### TEXTO DE LA PÁGINA ###
LA GUERRA HA TERMINADO
Al fondo, los picos blancos de Sierra Nevada brillan al sol tibio del invierno. La vega extiende su verdor hasta las mismas murallas de la ciudad; en el campamento puede escucharse el rumor dulce de las aguas del Genil. Granada, por fin vencida, aparece frente a los ojos de los soldados. Los soldados, en impecable formación, lucen sus galas mejores: los penachos multicolores; las bruñidas armaduras, relucientes, aunque algunas guarden, en sus abolladuras, el recuerdo de las feroces batallas; limpios los jubones; los sombreros y los cascos, rectamente colocados. La caballería se alinea y es de ver el colorido de las gualdrapas y la variedad de los arneses; sus jinetes apoyan en el suelo las lanzas y las picas; que semejan un bosque poblado por metálicos pinos.
### DATOS REGISTRADOS ###
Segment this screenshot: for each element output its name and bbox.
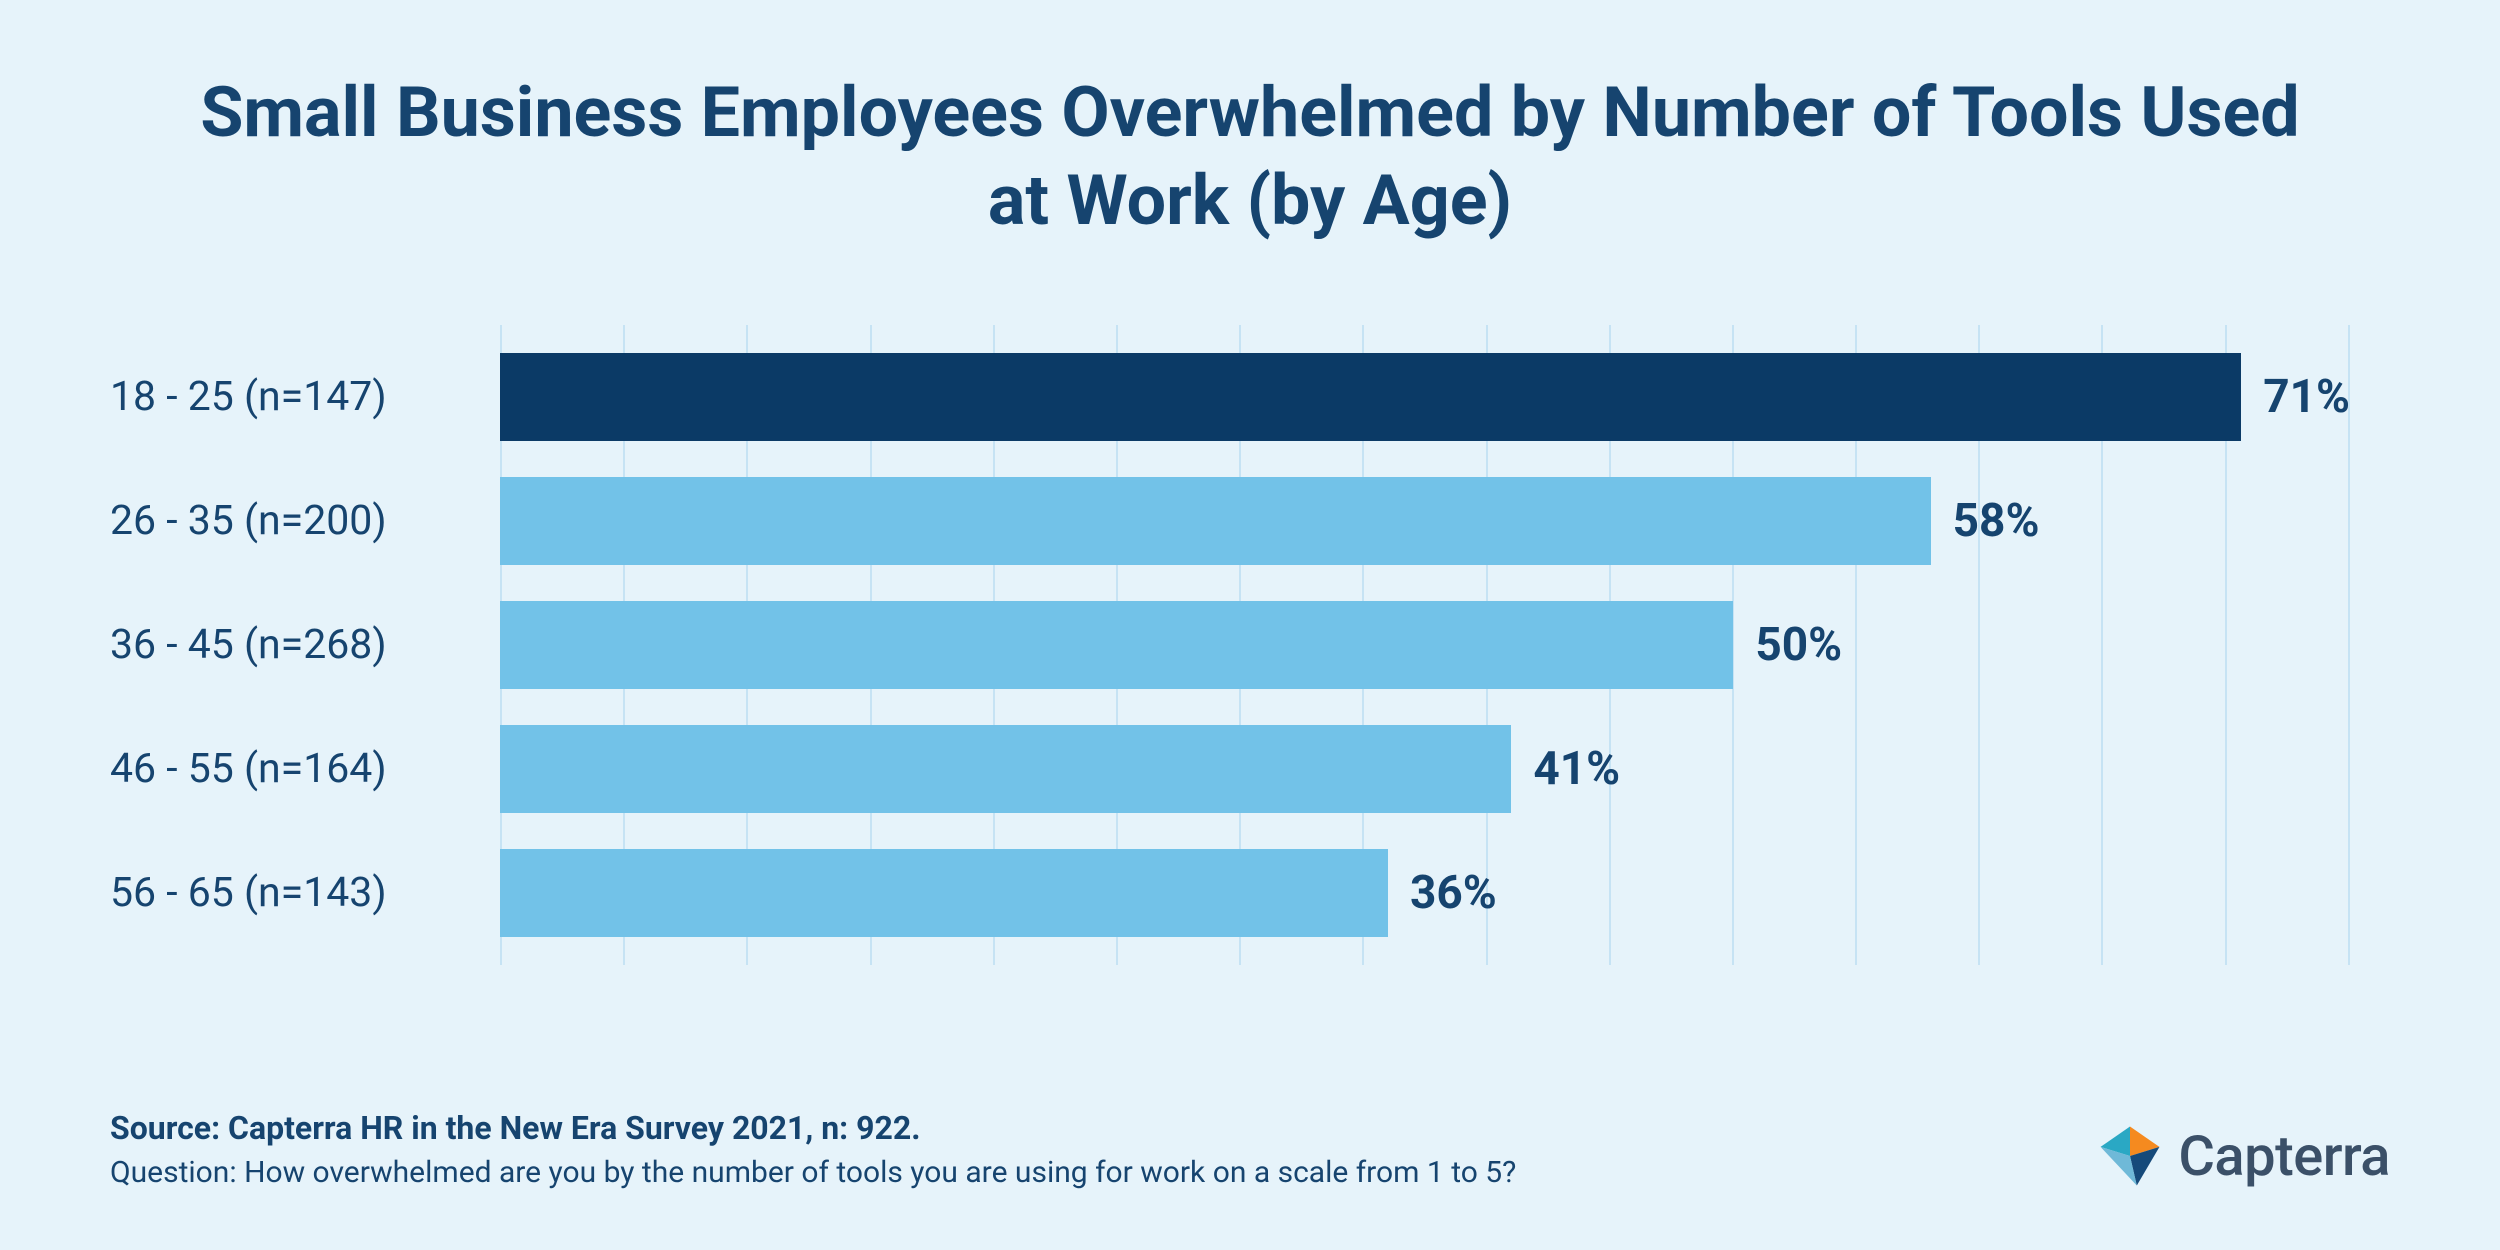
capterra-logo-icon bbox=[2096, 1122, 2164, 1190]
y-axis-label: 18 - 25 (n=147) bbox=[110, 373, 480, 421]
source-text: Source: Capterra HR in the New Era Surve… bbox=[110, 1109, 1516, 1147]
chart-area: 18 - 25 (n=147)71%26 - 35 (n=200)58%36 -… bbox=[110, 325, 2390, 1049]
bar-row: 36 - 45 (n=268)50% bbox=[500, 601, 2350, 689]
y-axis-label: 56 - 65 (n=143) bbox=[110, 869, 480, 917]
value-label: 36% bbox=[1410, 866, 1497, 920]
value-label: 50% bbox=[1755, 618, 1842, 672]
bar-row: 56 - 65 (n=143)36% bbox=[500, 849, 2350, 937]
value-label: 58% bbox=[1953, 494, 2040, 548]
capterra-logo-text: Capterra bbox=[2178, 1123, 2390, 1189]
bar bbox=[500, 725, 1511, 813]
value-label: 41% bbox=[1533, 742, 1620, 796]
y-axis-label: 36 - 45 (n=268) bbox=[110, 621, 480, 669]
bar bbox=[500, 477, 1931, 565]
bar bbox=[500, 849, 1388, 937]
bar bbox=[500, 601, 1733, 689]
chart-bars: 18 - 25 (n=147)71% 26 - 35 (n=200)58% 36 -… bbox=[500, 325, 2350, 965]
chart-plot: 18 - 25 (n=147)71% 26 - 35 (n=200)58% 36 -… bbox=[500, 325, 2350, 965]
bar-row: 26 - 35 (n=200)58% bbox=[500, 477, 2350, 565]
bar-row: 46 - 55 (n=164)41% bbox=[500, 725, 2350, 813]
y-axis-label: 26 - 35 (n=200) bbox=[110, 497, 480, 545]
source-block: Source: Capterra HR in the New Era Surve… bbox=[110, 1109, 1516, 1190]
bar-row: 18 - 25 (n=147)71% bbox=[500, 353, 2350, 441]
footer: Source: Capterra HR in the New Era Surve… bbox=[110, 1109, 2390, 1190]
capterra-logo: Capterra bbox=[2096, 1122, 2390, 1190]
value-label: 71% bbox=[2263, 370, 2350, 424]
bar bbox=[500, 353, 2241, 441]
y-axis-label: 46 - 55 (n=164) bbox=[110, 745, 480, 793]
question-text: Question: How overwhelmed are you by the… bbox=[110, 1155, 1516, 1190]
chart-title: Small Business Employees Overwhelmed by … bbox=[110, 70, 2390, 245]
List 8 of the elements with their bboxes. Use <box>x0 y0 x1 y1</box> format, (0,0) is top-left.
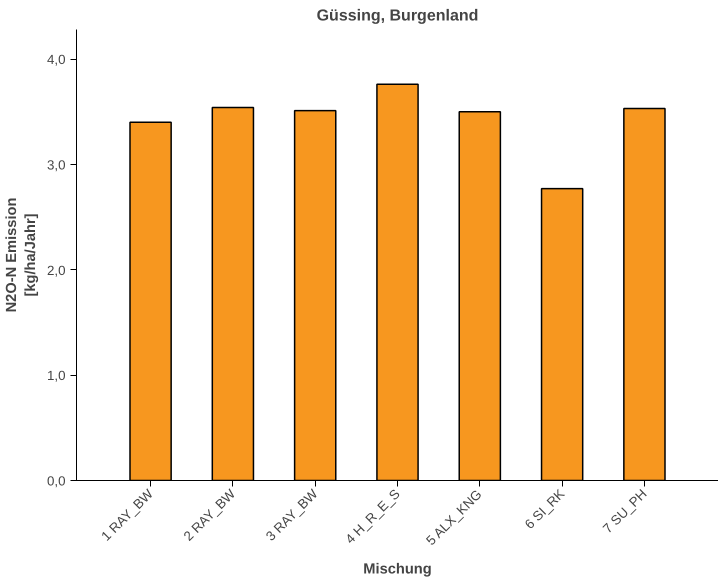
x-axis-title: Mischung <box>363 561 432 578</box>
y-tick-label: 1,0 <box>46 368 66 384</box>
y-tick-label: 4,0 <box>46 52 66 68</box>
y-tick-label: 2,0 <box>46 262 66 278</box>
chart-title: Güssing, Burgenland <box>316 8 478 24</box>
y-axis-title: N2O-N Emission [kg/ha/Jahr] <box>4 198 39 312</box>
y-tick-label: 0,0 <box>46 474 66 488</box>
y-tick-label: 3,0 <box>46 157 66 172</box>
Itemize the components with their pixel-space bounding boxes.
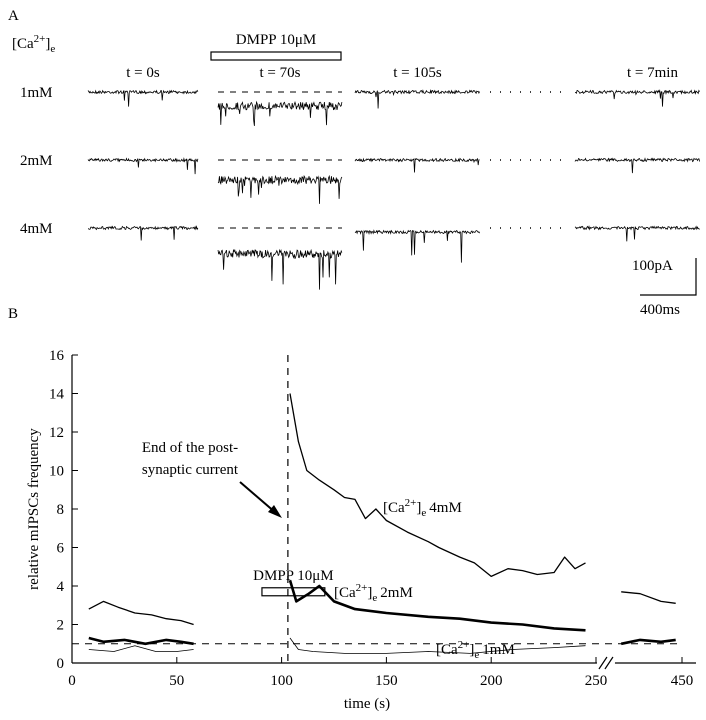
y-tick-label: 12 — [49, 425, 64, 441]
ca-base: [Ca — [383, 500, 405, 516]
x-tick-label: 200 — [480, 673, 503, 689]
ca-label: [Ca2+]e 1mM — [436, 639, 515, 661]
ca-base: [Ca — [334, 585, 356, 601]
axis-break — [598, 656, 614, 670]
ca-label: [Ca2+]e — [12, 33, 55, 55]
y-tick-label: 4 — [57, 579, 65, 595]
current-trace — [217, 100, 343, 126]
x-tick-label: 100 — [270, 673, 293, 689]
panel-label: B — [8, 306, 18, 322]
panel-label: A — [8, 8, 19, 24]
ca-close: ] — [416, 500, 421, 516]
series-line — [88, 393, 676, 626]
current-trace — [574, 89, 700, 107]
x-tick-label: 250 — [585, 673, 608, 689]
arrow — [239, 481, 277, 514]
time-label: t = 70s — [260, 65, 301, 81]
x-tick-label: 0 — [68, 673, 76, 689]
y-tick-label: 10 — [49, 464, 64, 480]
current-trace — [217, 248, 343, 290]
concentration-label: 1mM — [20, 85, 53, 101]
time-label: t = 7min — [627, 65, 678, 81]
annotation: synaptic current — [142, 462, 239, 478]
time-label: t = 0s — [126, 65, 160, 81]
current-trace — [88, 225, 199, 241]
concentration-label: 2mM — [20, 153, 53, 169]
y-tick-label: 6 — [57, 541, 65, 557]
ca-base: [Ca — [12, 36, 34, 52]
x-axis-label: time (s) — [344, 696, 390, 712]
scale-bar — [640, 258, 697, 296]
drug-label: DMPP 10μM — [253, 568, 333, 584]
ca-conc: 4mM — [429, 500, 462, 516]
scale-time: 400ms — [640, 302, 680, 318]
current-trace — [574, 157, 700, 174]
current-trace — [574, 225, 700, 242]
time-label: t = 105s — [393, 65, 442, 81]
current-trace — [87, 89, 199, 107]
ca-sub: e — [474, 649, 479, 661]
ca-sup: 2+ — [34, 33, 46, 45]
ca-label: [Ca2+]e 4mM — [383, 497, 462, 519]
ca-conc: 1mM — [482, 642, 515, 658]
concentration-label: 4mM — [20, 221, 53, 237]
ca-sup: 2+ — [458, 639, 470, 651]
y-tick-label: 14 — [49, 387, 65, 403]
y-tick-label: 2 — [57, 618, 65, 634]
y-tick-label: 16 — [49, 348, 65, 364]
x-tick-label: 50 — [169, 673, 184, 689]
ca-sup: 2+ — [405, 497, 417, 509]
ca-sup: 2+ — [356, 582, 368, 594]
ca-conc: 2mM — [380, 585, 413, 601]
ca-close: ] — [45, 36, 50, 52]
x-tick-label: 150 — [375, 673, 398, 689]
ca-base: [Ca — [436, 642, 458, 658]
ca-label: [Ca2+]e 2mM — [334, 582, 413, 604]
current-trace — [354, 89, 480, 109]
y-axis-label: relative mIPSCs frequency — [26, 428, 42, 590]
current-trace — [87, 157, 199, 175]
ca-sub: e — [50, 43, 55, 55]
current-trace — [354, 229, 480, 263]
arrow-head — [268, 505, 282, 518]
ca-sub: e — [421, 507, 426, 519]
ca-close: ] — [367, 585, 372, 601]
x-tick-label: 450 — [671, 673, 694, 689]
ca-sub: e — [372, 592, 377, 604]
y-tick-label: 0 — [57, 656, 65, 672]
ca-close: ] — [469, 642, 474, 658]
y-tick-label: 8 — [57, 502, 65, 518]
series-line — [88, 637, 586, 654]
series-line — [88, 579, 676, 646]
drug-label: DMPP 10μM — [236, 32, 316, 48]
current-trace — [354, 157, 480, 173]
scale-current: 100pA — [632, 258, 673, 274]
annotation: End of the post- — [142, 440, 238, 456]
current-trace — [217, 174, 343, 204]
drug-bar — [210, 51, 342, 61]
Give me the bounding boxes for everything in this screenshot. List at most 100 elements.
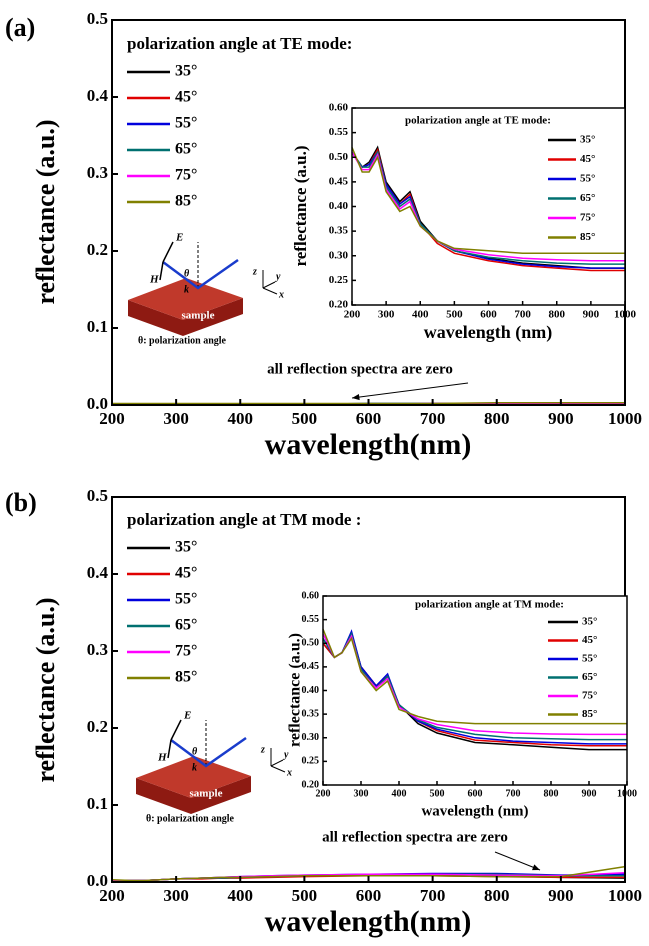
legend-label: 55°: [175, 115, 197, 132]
###
■ TAREA 1 ■
En el texto sobre la toma de Granada, ¿de qué río se escucha el rumor de las aguas desde el campamento?
■ TAREA 2 ■
Reescribe todo lo que va desde "LA GUERRA HA" hasta "por metálicos pinos." en el texto sobre la toma de Granada, sustituyendo "soldados" por "guerreros".
■ TAREA 3 ■
Sigue escribiendo el texto sobre la toma de Granada a partir de su última oración.

■ RESPUESTA 1 ■
Desde el campamento se escucha el rumor de las aguas del Genil.

■ RESPUESTA 2 ■
LA GUERRA HA TERMINADO
Al fondo, los picos blancos de Sierra Nevada brillan al sol tibio del invierno. La vega extiende su verdor hasta las mismas murallas de la ciudad; en el campamento puede escucharse el rumor dulce de las aguas del Genil. Granada, por fin vencida, aparece frente a los ojos de los guerreros. Los guerreros, en impecable formación, lucen sus galas mejores: los penachos multicolores; las bruñidas armaduras, relucientes, aunque algunas guarden, en sus abolladuras, el recuerdo de las feroces batallas; limpios los jubones; los sombreros y los cascos, rectamente colocados. La caballería se alinea y es de ver el colorido de las gualdrapas y la variedad de los arneses; sus jinetes apoyan en el suelo las lanzas y las picas; que semejan un bosque poblado por metálicos pinos.

■ RESPUESTA 3 ■
La reina Isabel, el rey Fernando, el príncipe Juan, el cardenal Mendoza, fray Hernando de Talavera, los más preclaros capitanes del ejército, visten también galas. Dada la grandiosidad del día, se ha dispensado el luto que guardaban por la muerte del muy breve esposo de la infanta Isabel, el príncipe don Alfonso de Portugal, e incluso algunos van ataviados a la morisca, con marlucas y allobas de brocado y seda. Todos miran con expectación hacia las torres de la Alhambra, que desde lo alto se muestran, impresionantes y majestuosas, en su árabe y sensual arquitectura. De pronto, un clamor unánime se alza entre los millares de soldados y disparan al unísono lombardas y morteros y suena el redoblar de los atambores y los reyes y su ilustre cortejo caen de hinojos: en lo más alto de la más alta torre del palacio moro, la de la Vela, se alza por tres veces la cruz de Jesucristo. E inmediatamente, también por tres veces, el pendón de Santiago y el estandarte real. Un heraldo de armas, puesto en pie sobre la torre, grita:
— ¡Santiago, Santiago, Santiago! ¡Castilla, Castilla, Castilla! ¡Granada, Granada, Granada, por los muy altos y poderosos reyes de España, don Fernando y doña Isabel…!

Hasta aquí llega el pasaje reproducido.